Select lines where the word "ylabel" appears.

## begin EXERCISE INPUT

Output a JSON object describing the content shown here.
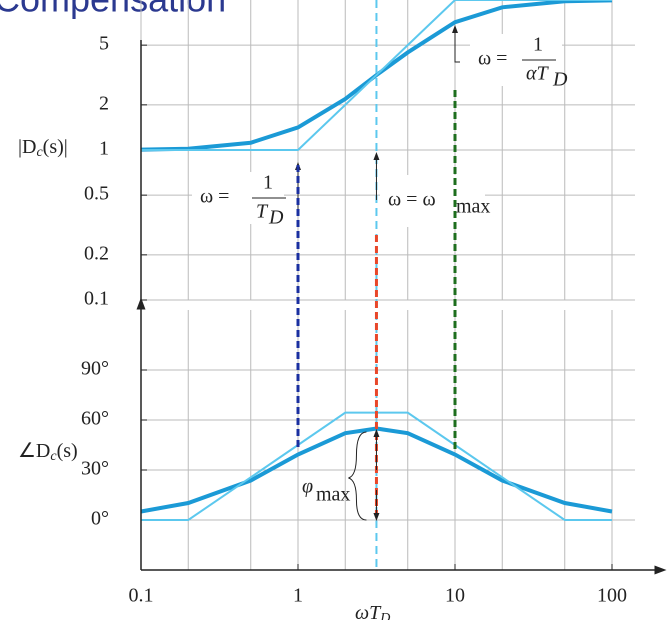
{
  "chart_data": [
    {
      "type": "line",
      "title": "Compensation",
      "y_label": [
        "|D",
        "c",
        "(s)|"
      ],
      "x": [
        0.1,
        0.2,
        0.5,
        1,
        2,
        3.16,
        5,
        10,
        20,
        50,
        100
      ],
      "series": [
        {
          "color": "#1b9ad6",
          "values": [
            1.005,
            1.02,
            1.118,
            1.414,
            2.19,
            3.16,
            4.47,
            7.11,
            8.94,
            9.81,
            9.95
          ]
        },
        {
          "color": "#5cc8ee",
          "values": [
            1,
            1,
            1,
            1,
            2,
            3.16,
            5,
            10,
            10,
            10,
            10
          ]
        }
      ],
      "log_x": true,
      "log_y": true,
      "xlim": [
        0.1,
        100
      ],
      "ylim": [
        0.1,
        10
      ],
      "yticks": [
        0.1,
        0.2,
        0.5,
        1,
        2,
        5
      ],
      "xgrid": [
        0.1,
        0.2,
        0.5,
        1,
        2,
        5,
        10,
        20,
        50,
        100
      ],
      "grid": true,
      "annotations": [
        {
          "text": "ω = ",
          "num": "1",
          "den": "T",
          "den_sub": "D",
          "x": 1
        },
        {
          "text": "ω = ω",
          "sub": "max",
          "x": 3.16
        },
        {
          "text": "ω = ",
          "num": "1",
          "den": "αT",
          "den_sub": "D",
          "x": 10
        }
      ]
    },
    {
      "type": "line",
      "y_label": [
        "∠D",
        "c",
        "(s)"
      ],
      "x_label": [
        "ωT",
        "D"
      ],
      "x": [
        0.1,
        0.2,
        0.5,
        1,
        2,
        3.16,
        5,
        10,
        20,
        50,
        100
      ],
      "series": [
        {
          "color": "#1b9ad6",
          "values": [
            5.1,
            10.2,
            23.7,
            39.3,
            52.1,
            54.9,
            52.1,
            39.3,
            23.7,
            10.2,
            5.1
          ]
        },
        {
          "color": "#5cc8ee",
          "values": [
            0,
            0,
            25.6,
            45,
            64.4,
            64.4,
            64.4,
            45,
            25.6,
            0,
            0
          ]
        }
      ],
      "log_x": true,
      "xlim": [
        0.1,
        100
      ],
      "ylim": [
        -30,
        126
      ],
      "xticks": [
        0.1,
        1,
        10,
        100
      ],
      "xgrid": [
        0.1,
        0.2,
        0.5,
        1,
        2,
        5,
        10,
        20,
        50,
        100
      ],
      "yticks": [
        {
          "value": 0,
          "label": "0°"
        },
        {
          "value": 30,
          "label": "30°"
        },
        {
          "value": 60,
          "label": "60°"
        },
        {
          "value": 90,
          "label": "90°"
        }
      ],
      "grid": true,
      "markers": [
        {
          "x": 1,
          "color": "#1a2fa0"
        },
        {
          "x": 3.16,
          "color": "#e8472a"
        },
        {
          "x": 10,
          "color": "#1e6e1e"
        }
      ],
      "annotations": [
        {
          "text": "φ",
          "sub": "max"
        }
      ]
    }
  ]
}
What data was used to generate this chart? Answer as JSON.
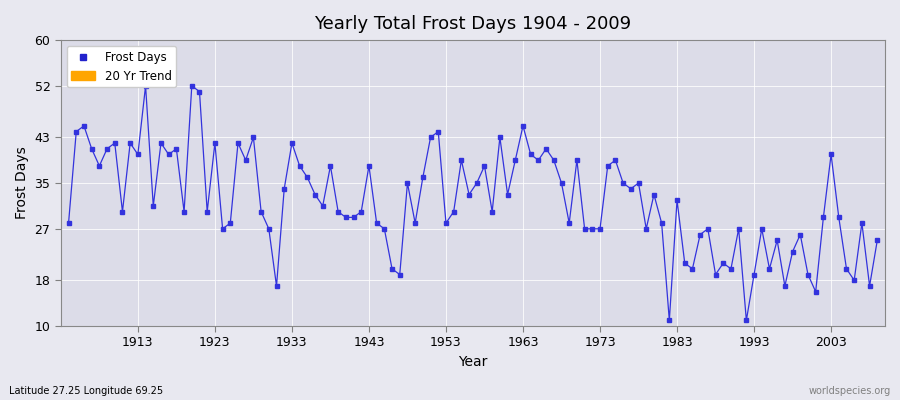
{
  "title": "Yearly Total Frost Days 1904 - 2009",
  "xlabel": "Year",
  "ylabel": "Frost Days",
  "bottom_left_text": "Latitude 27.25 Longitude 69.25",
  "bottom_right_text": "worldspecies.org",
  "legend": [
    "Frost Days",
    "20 Yr Trend"
  ],
  "legend_colors": [
    "#2222cc",
    "#FFA500"
  ],
  "ylim": [
    10,
    60
  ],
  "yticks": [
    10,
    18,
    27,
    35,
    43,
    52,
    60
  ],
  "xticks": [
    1913,
    1923,
    1933,
    1943,
    1953,
    1963,
    1973,
    1983,
    1993,
    2003
  ],
  "bg_color": "#e8e8f0",
  "plot_bg_color": "#dcdce8",
  "line_color": "#3333dd",
  "years": [
    1904,
    1905,
    1906,
    1907,
    1908,
    1909,
    1910,
    1911,
    1912,
    1913,
    1914,
    1915,
    1916,
    1917,
    1918,
    1919,
    1920,
    1921,
    1922,
    1923,
    1924,
    1925,
    1926,
    1927,
    1928,
    1929,
    1930,
    1931,
    1932,
    1933,
    1934,
    1935,
    1936,
    1937,
    1938,
    1939,
    1940,
    1941,
    1942,
    1943,
    1944,
    1945,
    1946,
    1947,
    1948,
    1949,
    1950,
    1951,
    1952,
    1953,
    1954,
    1955,
    1956,
    1957,
    1958,
    1959,
    1960,
    1961,
    1962,
    1963,
    1964,
    1965,
    1966,
    1967,
    1968,
    1969,
    1970,
    1971,
    1972,
    1973,
    1974,
    1975,
    1976,
    1977,
    1978,
    1979,
    1980,
    1981,
    1982,
    1983,
    1984,
    1985,
    1986,
    1987,
    1988,
    1989,
    1990,
    1991,
    1992,
    1993,
    1994,
    1995,
    1996,
    1997,
    1998,
    1999,
    2000,
    2001,
    2002,
    2003,
    2004,
    2005,
    2006,
    2007,
    2008,
    2009
  ],
  "values": [
    28,
    44,
    45,
    41,
    38,
    41,
    42,
    30,
    42,
    40,
    52,
    31,
    42,
    40,
    41,
    30,
    52,
    51,
    30,
    42,
    27,
    28,
    42,
    39,
    43,
    30,
    27,
    17,
    34,
    42,
    38,
    36,
    33,
    31,
    38,
    30,
    29,
    29,
    30,
    38,
    28,
    27,
    20,
    19,
    35,
    28,
    36,
    43,
    44,
    28,
    30,
    39,
    33,
    35,
    38,
    30,
    43,
    33,
    39,
    45,
    40,
    39,
    41,
    39,
    35,
    28,
    39,
    27,
    27,
    27,
    38,
    39,
    35,
    34,
    35,
    27,
    33,
    28,
    11,
    32,
    21,
    20,
    26,
    27,
    19,
    21,
    20,
    27,
    11,
    19,
    27,
    20,
    25,
    17,
    23,
    26,
    19,
    16,
    29,
    40,
    29,
    20,
    18,
    28,
    17,
    25
  ]
}
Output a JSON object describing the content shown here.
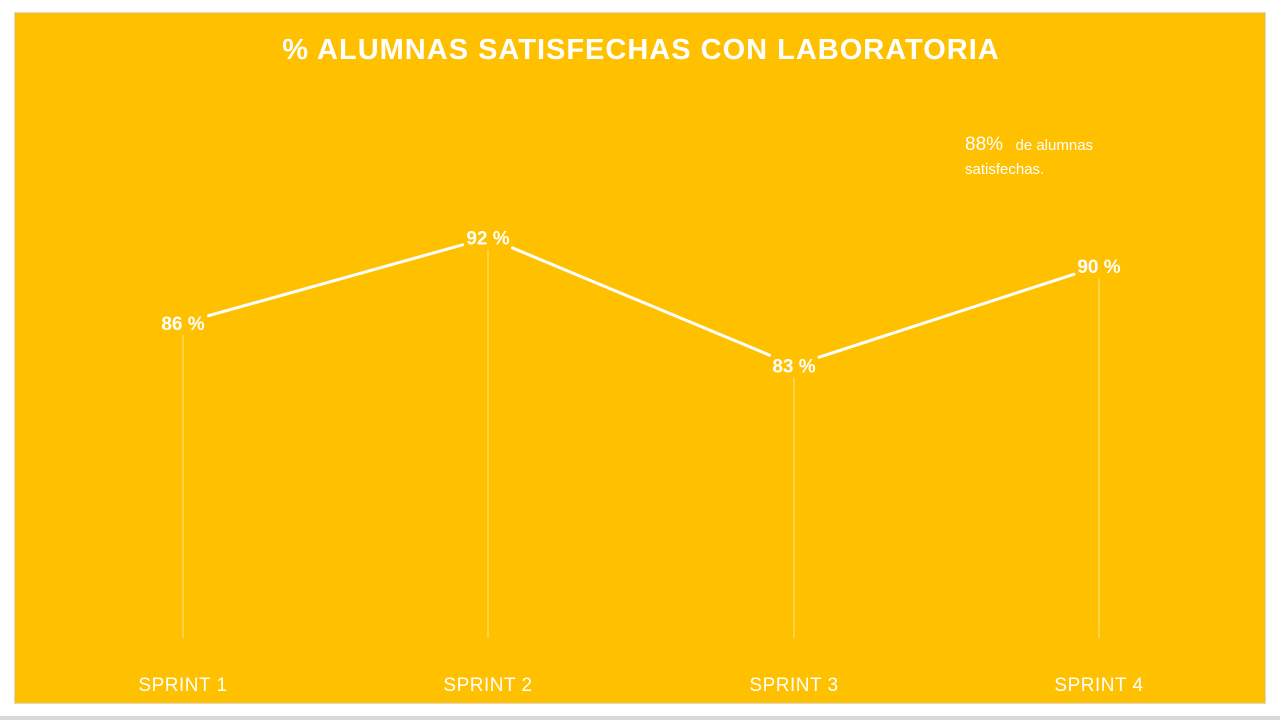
{
  "chart_data": {
    "type": "line",
    "title": "% ALUMNAS SATISFECHAS CON LABORATORIA",
    "categories": [
      "SPRINT 1",
      "SPRINT 2",
      "SPRINT 3",
      "SPRINT 4"
    ],
    "values": [
      86,
      92,
      83,
      90
    ],
    "data_labels": [
      "86 %",
      "92 %",
      "83 %",
      "90 %"
    ],
    "ylim": [
      74,
      96
    ],
    "grid": false,
    "legend": "none",
    "drop_lines": true,
    "annotation": {
      "value": "88%",
      "text_line1": "de alumnas",
      "text_line2": "satisfechas."
    }
  },
  "colors": {
    "background": "#FFC000",
    "line": "#FFFFFF",
    "text": "#FFFFFF"
  }
}
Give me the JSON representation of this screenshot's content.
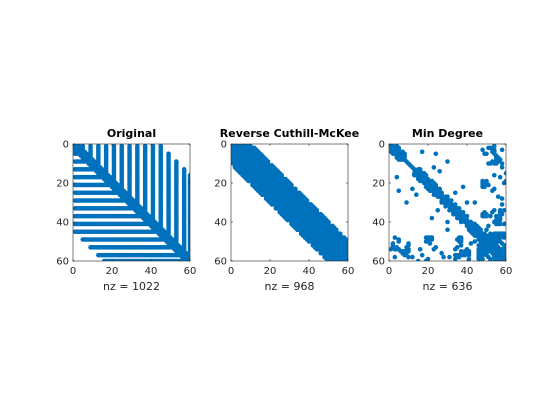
{
  "chart_data": [
    {
      "type": "scatter",
      "title": "Original",
      "xlabel": "nz = 1022",
      "xlim": [
        0,
        60
      ],
      "ylim": [
        0,
        60
      ],
      "y_reversed": true,
      "x_ticks": [
        "0",
        "20",
        "40",
        "60"
      ],
      "y_ticks": [
        "0",
        "20",
        "40",
        "60"
      ],
      "marker_color": "#0072bd",
      "grid": false,
      "pattern": "original",
      "series": [
        {
          "values": []
        }
      ]
    },
    {
      "type": "scatter",
      "title": "Reverse Cuthill-McKee",
      "xlabel": "nz = 968",
      "xlim": [
        0,
        60
      ],
      "ylim": [
        0,
        60
      ],
      "y_reversed": true,
      "x_ticks": [
        "0",
        "20",
        "40",
        "60"
      ],
      "y_ticks": [
        "0",
        "20",
        "40",
        "60"
      ],
      "marker_color": "#0072bd",
      "grid": false,
      "pattern": "band",
      "series": [
        {
          "values": []
        }
      ]
    },
    {
      "type": "scatter",
      "title": "Min Degree",
      "xlabel": "nz = 636",
      "xlim": [
        0,
        60
      ],
      "ylim": [
        0,
        60
      ],
      "y_reversed": true,
      "x_ticks": [
        "0",
        "20",
        "40",
        "60"
      ],
      "y_ticks": [
        "0",
        "20",
        "40",
        "60"
      ],
      "marker_color": "#0072bd",
      "grid": false,
      "pattern": "mindegree",
      "series": [
        {
          "values": []
        }
      ]
    }
  ]
}
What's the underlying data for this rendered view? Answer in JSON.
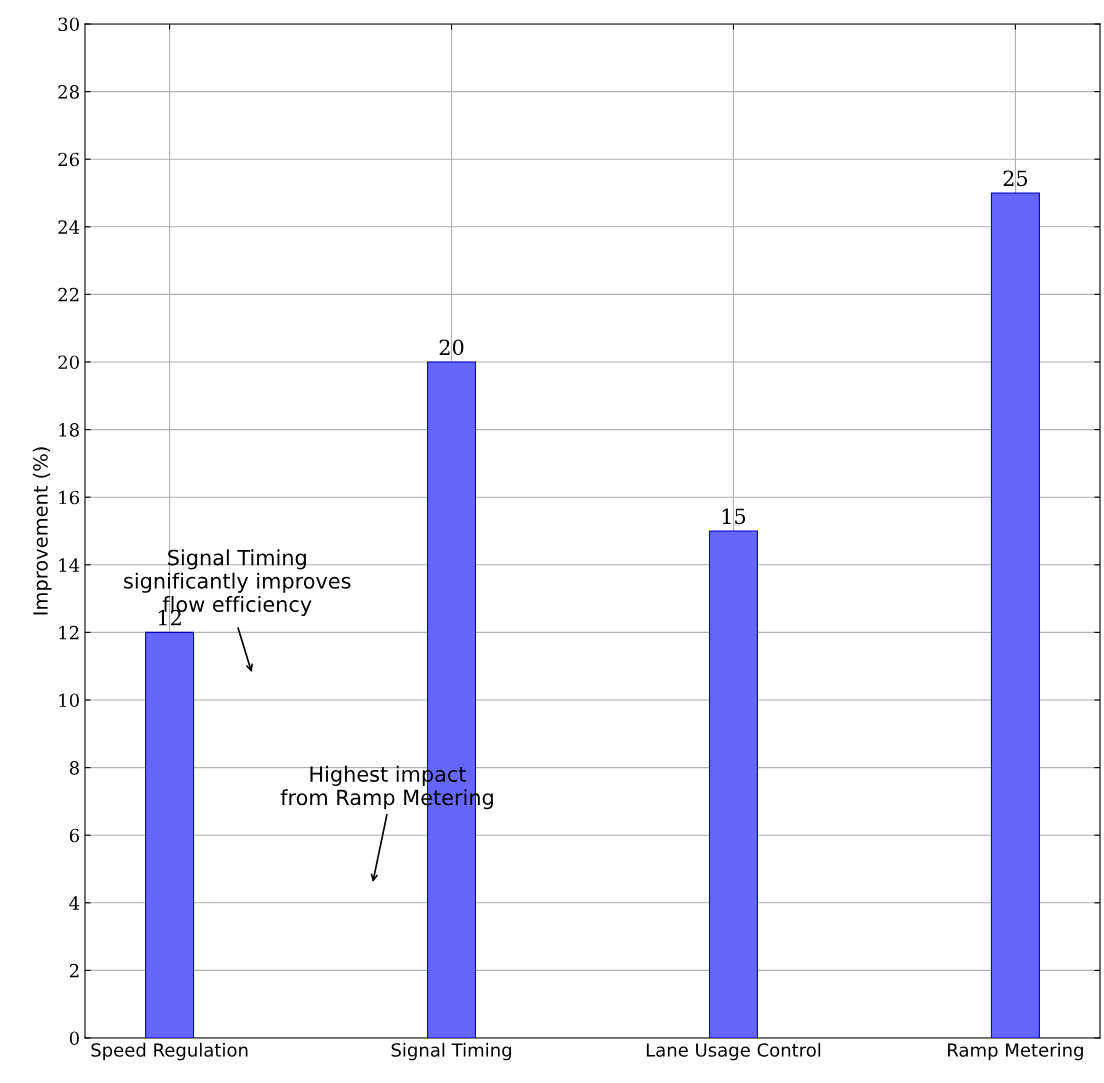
{
  "chart_data": {
    "type": "bar",
    "ylabel": "Improvement (%)",
    "categories": [
      "Speed Regulation",
      "Signal Timing",
      "Lane Usage Control",
      "Ramp Metering"
    ],
    "values": [
      12,
      20,
      15,
      25
    ],
    "color": "#6666ff",
    "ylim": [
      0,
      30
    ],
    "yticks": [
      0,
      2,
      4,
      6,
      8,
      10,
      12,
      14,
      16,
      18,
      20,
      22,
      24,
      26,
      28,
      30
    ],
    "grid": true,
    "data_labels": true,
    "annotations": [
      "Signal Timing\nsignificantly improves\nflow efficiency",
      "Highest impact\nfrom Ramp Metering"
    ]
  }
}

## end EXERCISE INPUT

● ANSWER TO THIS TASK
  "ylabel": "Frost Days",
    "ylabel": "Improvement (%)",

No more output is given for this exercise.